## THE TASK
Pull out every line with the word "Forecast" from the entries below.

## DATA SECTION
........

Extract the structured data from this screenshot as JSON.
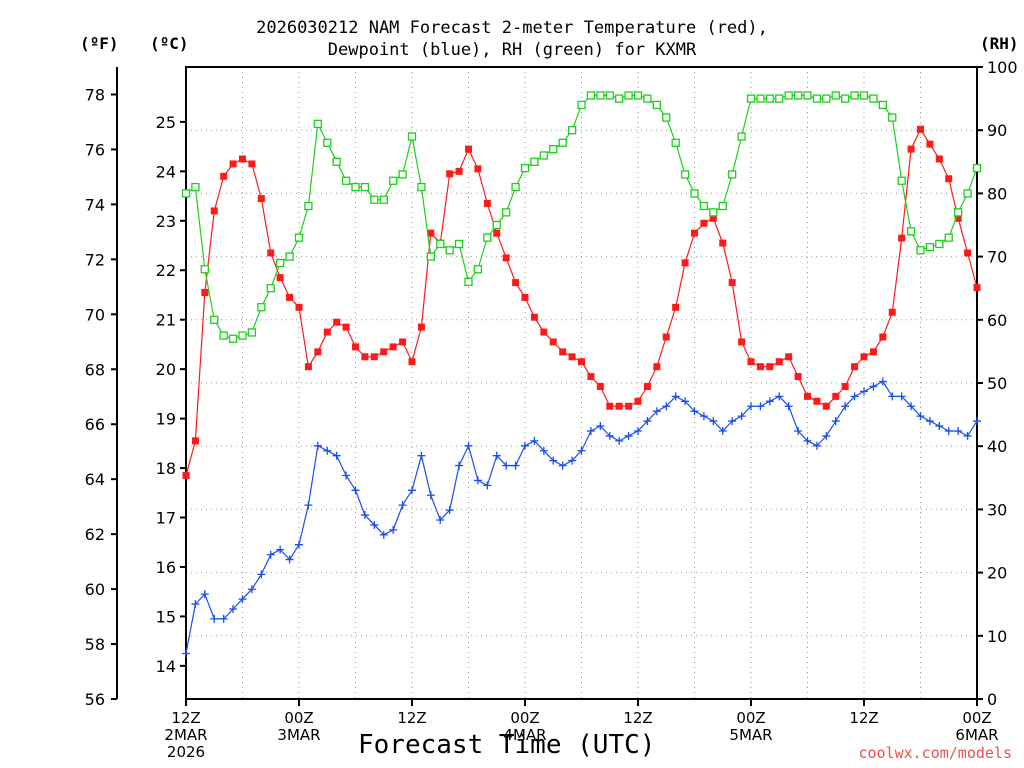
{
  "title_line1": "2026030212 NAM Forecast 2-meter Temperature (red),",
  "title_line2": "Dewpoint (blue), RH (green) for KXMR",
  "unit_f": "(ºF)",
  "unit_c": "(ºC)",
  "unit_rh": "(RH)",
  "credit": "coolwx.com/models",
  "chart_data": {
    "type": "line",
    "title": "2026030212 NAM Forecast 2-meter Temperature (red), Dewpoint (blue), RH (green) for KXMR",
    "xlabel": "Forecast Time (UTC)",
    "xlim_hours": [
      0,
      84
    ],
    "x_step_hours": 1,
    "y_axes": {
      "fahrenheit": {
        "label": "(ºF)",
        "ylim": [
          56,
          79
        ],
        "ticks": [
          "56",
          "58",
          "60",
          "62",
          "64",
          "66",
          "68",
          "70",
          "72",
          "74",
          "76",
          "78"
        ]
      },
      "celsius": {
        "label": "(ºC)",
        "ylim": [
          13.33,
          26.11
        ],
        "ticks": [
          "14",
          "15",
          "16",
          "17",
          "18",
          "19",
          "20",
          "21",
          "22",
          "23",
          "24",
          "25"
        ]
      },
      "rh": {
        "label": "(RH)",
        "ylim": [
          0,
          100
        ],
        "ticks": [
          "0",
          "10",
          "20",
          "30",
          "40",
          "50",
          "60",
          "70",
          "80",
          "90",
          "100"
        ]
      }
    },
    "x_ticks": [
      {
        "hour": 0,
        "lines": [
          "12Z",
          "2MAR",
          "2026"
        ]
      },
      {
        "hour": 12,
        "lines": [
          "00Z",
          "3MAR"
        ]
      },
      {
        "hour": 24,
        "lines": [
          "12Z"
        ]
      },
      {
        "hour": 36,
        "lines": [
          "00Z",
          "4MAR"
        ]
      },
      {
        "hour": 48,
        "lines": [
          "12Z"
        ]
      },
      {
        "hour": 60,
        "lines": [
          "00Z",
          "5MAR"
        ]
      },
      {
        "hour": 72,
        "lines": [
          "12Z"
        ]
      },
      {
        "hour": 84,
        "lines": [
          "00Z",
          "6MAR"
        ]
      }
    ],
    "series": [
      {
        "name": "Temperature",
        "units": "°C",
        "axis": "celsius",
        "color": "#ff1a1a",
        "marker": "filled-square",
        "values": [
          17.85,
          18.55,
          21.55,
          23.2,
          23.9,
          24.15,
          24.25,
          24.15,
          23.45,
          22.35,
          21.85,
          21.45,
          21.25,
          20.05,
          20.35,
          20.75,
          20.95,
          20.85,
          20.45,
          20.25,
          20.25,
          20.35,
          20.45,
          20.55,
          20.15,
          20.85,
          22.75,
          22.55,
          23.95,
          24.0,
          24.45,
          24.05,
          23.35,
          22.75,
          22.25,
          21.75,
          21.45,
          21.05,
          20.75,
          20.55,
          20.35,
          20.25,
          20.15,
          19.85,
          19.65,
          19.25,
          19.25,
          19.25,
          19.35,
          19.65,
          20.05,
          20.65,
          21.25,
          22.15,
          22.75,
          22.95,
          23.05,
          22.55,
          21.75,
          20.55,
          20.15,
          20.05,
          20.05,
          20.15,
          20.25,
          19.85,
          19.45,
          19.35,
          19.25,
          19.45,
          19.65,
          20.05,
          20.25,
          20.35,
          20.65,
          21.15,
          22.65,
          24.45,
          24.85,
          24.55,
          24.25,
          23.85,
          23.05,
          22.35,
          21.65
        ]
      },
      {
        "name": "Dewpoint",
        "units": "°C",
        "axis": "celsius",
        "color": "#1a4ef0",
        "marker": "plus",
        "values": [
          14.25,
          15.25,
          15.45,
          14.95,
          14.95,
          15.15,
          15.35,
          15.55,
          15.85,
          16.25,
          16.35,
          16.15,
          16.45,
          17.25,
          18.45,
          18.35,
          18.25,
          17.85,
          17.55,
          17.05,
          16.85,
          16.65,
          16.75,
          17.25,
          17.55,
          18.25,
          17.45,
          16.95,
          17.15,
          18.05,
          18.45,
          17.75,
          17.65,
          18.25,
          18.05,
          18.05,
          18.45,
          18.55,
          18.35,
          18.15,
          18.05,
          18.15,
          18.35,
          18.75,
          18.85,
          18.65,
          18.55,
          18.65,
          18.75,
          18.95,
          19.15,
          19.25,
          19.45,
          19.35,
          19.15,
          19.05,
          18.95,
          18.75,
          18.95,
          19.05,
          19.25,
          19.25,
          19.35,
          19.45,
          19.25,
          18.75,
          18.55,
          18.45,
          18.65,
          18.95,
          19.25,
          19.45,
          19.55,
          19.65,
          19.75,
          19.45,
          19.45,
          19.25,
          19.05,
          18.95,
          18.85,
          18.75,
          18.75,
          18.65,
          18.95
        ]
      },
      {
        "name": "RH",
        "units": "%",
        "axis": "rh",
        "color": "#1ad11a",
        "marker": "hollow-square",
        "values": [
          80,
          81,
          68,
          60,
          57.5,
          57,
          57.5,
          58,
          62,
          65,
          69,
          70,
          73,
          78,
          91,
          88,
          85,
          82,
          81,
          81,
          79,
          79,
          82,
          83,
          89,
          81,
          70,
          72,
          71,
          72,
          66,
          68,
          73,
          75,
          77,
          81,
          84,
          85,
          86,
          87,
          88,
          90,
          94,
          95.5,
          95.5,
          95.5,
          95,
          95.5,
          95.5,
          95,
          94,
          92,
          88,
          83,
          80,
          78,
          77,
          78,
          83,
          89,
          95,
          95,
          95,
          95,
          95.5,
          95.5,
          95.5,
          95,
          95,
          95.5,
          95,
          95.5,
          95.5,
          95,
          94,
          92,
          82,
          74,
          71,
          71.5,
          72,
          73,
          77,
          80,
          84
        ]
      }
    ]
  }
}
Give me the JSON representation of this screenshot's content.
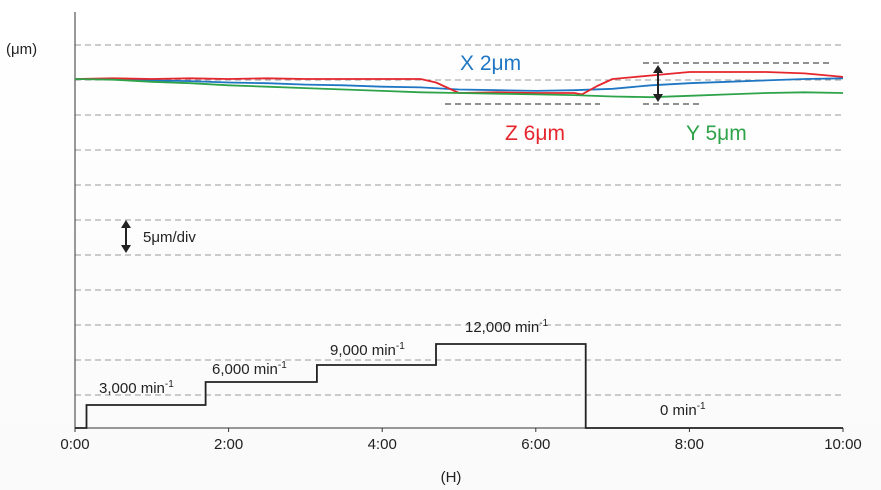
{
  "chart_data": {
    "type": "line",
    "title": "",
    "y_unit_label": "(μm)",
    "x_unit_label": "(H)",
    "x_ticks": [
      "0:00",
      "2:00",
      "4:00",
      "6:00",
      "8:00",
      "10:00"
    ],
    "xlim": [
      0,
      10
    ],
    "grid": true,
    "scale_annotation": "5μm/div",
    "series": [
      {
        "name": "X",
        "label": "X 2μm",
        "color": "#1f77c4",
        "x": [
          0.0,
          0.5,
          1.0,
          1.5,
          2.0,
          2.5,
          3.0,
          3.5,
          4.0,
          4.5,
          5.0,
          5.5,
          6.0,
          6.5,
          7.0,
          7.5,
          8.0,
          8.5,
          9.0,
          9.5,
          10.0
        ],
        "y": [
          0.0,
          0.0,
          -0.2,
          -0.3,
          -0.5,
          -0.6,
          -0.8,
          -0.9,
          -1.1,
          -1.2,
          -1.5,
          -1.6,
          -1.7,
          -1.6,
          -1.4,
          -0.9,
          -0.6,
          -0.4,
          -0.2,
          0.0,
          0.1
        ]
      },
      {
        "name": "Z",
        "label": "Z 6μm",
        "color": "#e5262d",
        "x": [
          0.0,
          0.5,
          1.0,
          1.5,
          2.0,
          2.5,
          3.0,
          3.5,
          4.0,
          4.5,
          4.7,
          4.9,
          5.0,
          5.5,
          6.0,
          6.5,
          6.6,
          6.8,
          7.0,
          7.5,
          8.0,
          8.5,
          9.0,
          9.5,
          10.0
        ],
        "y": [
          0.0,
          0.1,
          0.0,
          0.1,
          0.0,
          0.1,
          0.0,
          0.0,
          0.0,
          0.0,
          -0.5,
          -1.5,
          -2.0,
          -1.9,
          -2.0,
          -2.0,
          -2.2,
          -1.0,
          0.0,
          0.5,
          1.0,
          1.0,
          1.0,
          0.8,
          0.3
        ]
      },
      {
        "name": "Y",
        "label": "Y 5μm",
        "color": "#2ea34a",
        "x": [
          0.0,
          0.5,
          1.0,
          1.5,
          2.0,
          2.5,
          3.0,
          3.5,
          4.0,
          4.5,
          5.0,
          5.5,
          6.0,
          6.5,
          7.0,
          7.5,
          8.0,
          8.5,
          9.0,
          9.5,
          10.0
        ],
        "y": [
          0.0,
          -0.1,
          -0.4,
          -0.6,
          -0.9,
          -1.1,
          -1.3,
          -1.5,
          -1.7,
          -1.9,
          -2.0,
          -2.1,
          -2.2,
          -2.3,
          -2.5,
          -2.6,
          -2.4,
          -2.2,
          -2.0,
          -1.9,
          -2.0
        ]
      }
    ],
    "speed_profile": {
      "unit_label": "min⁻¹",
      "steps": [
        {
          "start": 0.15,
          "end": 1.7,
          "level": 1,
          "label": "3,000"
        },
        {
          "start": 1.7,
          "end": 3.15,
          "level": 2,
          "label": "6,000"
        },
        {
          "start": 3.15,
          "end": 4.7,
          "level": 3,
          "label": "9,000"
        },
        {
          "start": 4.7,
          "end": 6.65,
          "level": 4,
          "label": "12,000"
        },
        {
          "start": 6.65,
          "end": 10.0,
          "level": 0,
          "label": "0"
        }
      ]
    }
  }
}
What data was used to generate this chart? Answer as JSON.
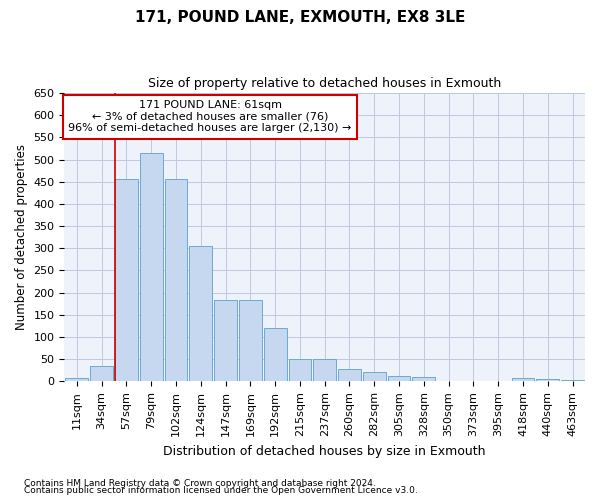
{
  "title": "171, POUND LANE, EXMOUTH, EX8 3LE",
  "subtitle": "Size of property relative to detached houses in Exmouth",
  "xlabel": "Distribution of detached houses by size in Exmouth",
  "ylabel": "Number of detached properties",
  "categories": [
    "11sqm",
    "34sqm",
    "57sqm",
    "79sqm",
    "102sqm",
    "124sqm",
    "147sqm",
    "169sqm",
    "192sqm",
    "215sqm",
    "237sqm",
    "260sqm",
    "282sqm",
    "305sqm",
    "328sqm",
    "350sqm",
    "373sqm",
    "395sqm",
    "418sqm",
    "440sqm",
    "463sqm"
  ],
  "values": [
    7,
    35,
    457,
    515,
    457,
    305,
    183,
    183,
    120,
    50,
    50,
    28,
    20,
    12,
    9,
    0,
    0,
    0,
    8,
    5,
    4
  ],
  "bar_color": "#c5d8f0",
  "bar_edge_color": "#6aaad4",
  "background_color": "#eef2fb",
  "grid_color": "#c0c8e0",
  "ylim": [
    0,
    650
  ],
  "yticks": [
    0,
    50,
    100,
    150,
    200,
    250,
    300,
    350,
    400,
    450,
    500,
    550,
    600,
    650
  ],
  "red_line_index": 2,
  "annotation_line1": "171 POUND LANE: 61sqm",
  "annotation_line2": "← 3% of detached houses are smaller (76)",
  "annotation_line3": "96% of semi-detached houses are larger (2,130) →",
  "annotation_box_color": "#ffffff",
  "annotation_box_edge": "#cc0000",
  "footer_line1": "Contains HM Land Registry data © Crown copyright and database right 2024.",
  "footer_line2": "Contains public sector information licensed under the Open Government Licence v3.0."
}
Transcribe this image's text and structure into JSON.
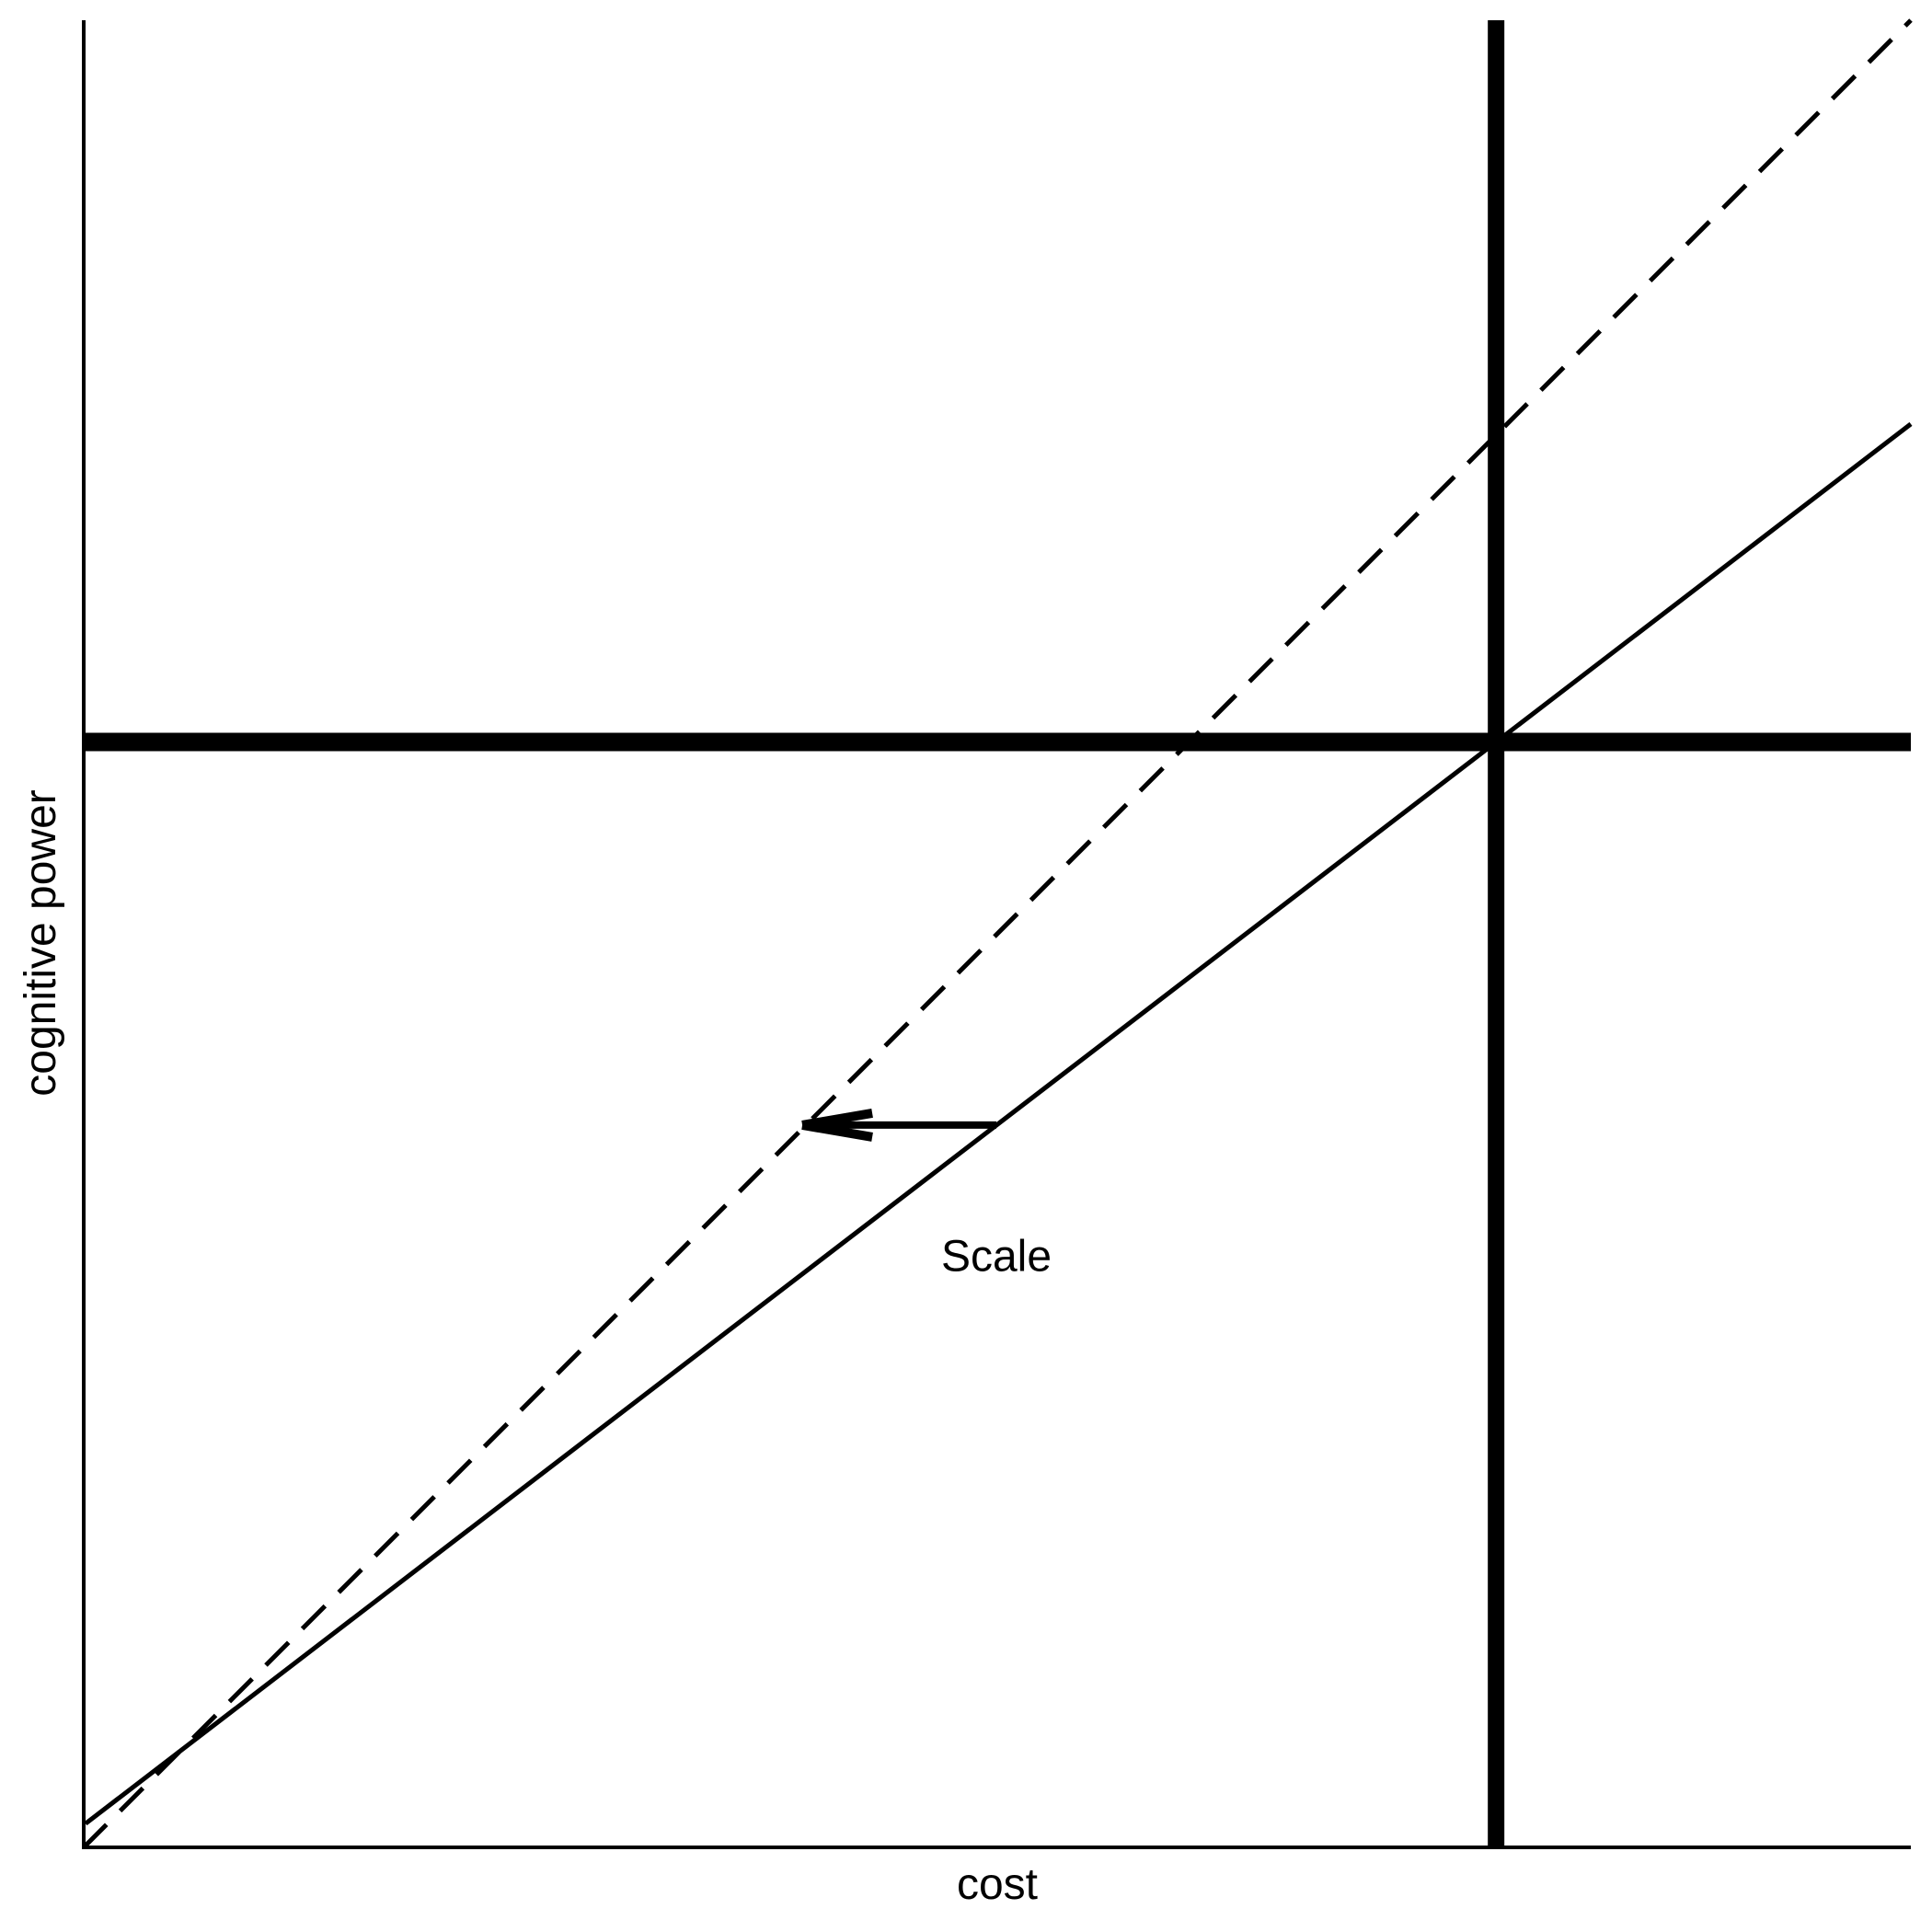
{
  "figure": {
    "background": "#ffffff",
    "ink": "#000000"
  },
  "chart_data": {
    "type": "line",
    "title": "",
    "xlabel": "cost",
    "ylabel": "cognitive power",
    "x_range": [
      0,
      1
    ],
    "y_range": [
      0,
      1
    ],
    "ticks": "none",
    "grid": false,
    "legend": "none",
    "axes": {
      "x_axis_visible": true,
      "y_axis_visible": true,
      "axis_stroke_width": 4
    },
    "series": [
      {
        "name": "solid-diagonal",
        "style": "solid",
        "stroke_width": 5,
        "points": [
          [
            0.001,
            0.013
          ],
          [
            1.0,
            0.779
          ]
        ]
      },
      {
        "name": "dashed-diagonal",
        "style": "dashed",
        "dash": [
          35,
          21
        ],
        "stroke_width": 5,
        "points": [
          [
            0.0,
            0.0
          ],
          [
            1.0,
            1.0
          ]
        ]
      }
    ],
    "reference_lines": [
      {
        "name": "thick-horizontal-line",
        "orientation": "horizontal",
        "y": 0.605,
        "span": [
          0.0,
          1.0
        ],
        "stroke_width": 20
      },
      {
        "name": "thick-vertical-line",
        "orientation": "vertical",
        "x": 0.773,
        "span": [
          0.0,
          1.0
        ],
        "stroke_width": 18
      }
    ],
    "annotations": [
      {
        "text": "Scale",
        "label_pos": [
          0.4995,
          0.3155
        ],
        "arrow": {
          "from": [
            0.4995,
            0.3953
          ],
          "to": [
            0.3933,
            0.3953
          ],
          "direction": "left",
          "shaft_width": 8,
          "head_length": 76,
          "head_half_width": 13
        }
      }
    ]
  }
}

........

## ANSWER
  "title_line1": "2026030212 NAM Forecast 2-meter Temperature (red),",
    "title": "2026030212 NAM Forecast 2-meter Temperature (red), Dewpoint (blue), RH (green) for KXMR",
    "xlabel": "Forecast Time (UTC)",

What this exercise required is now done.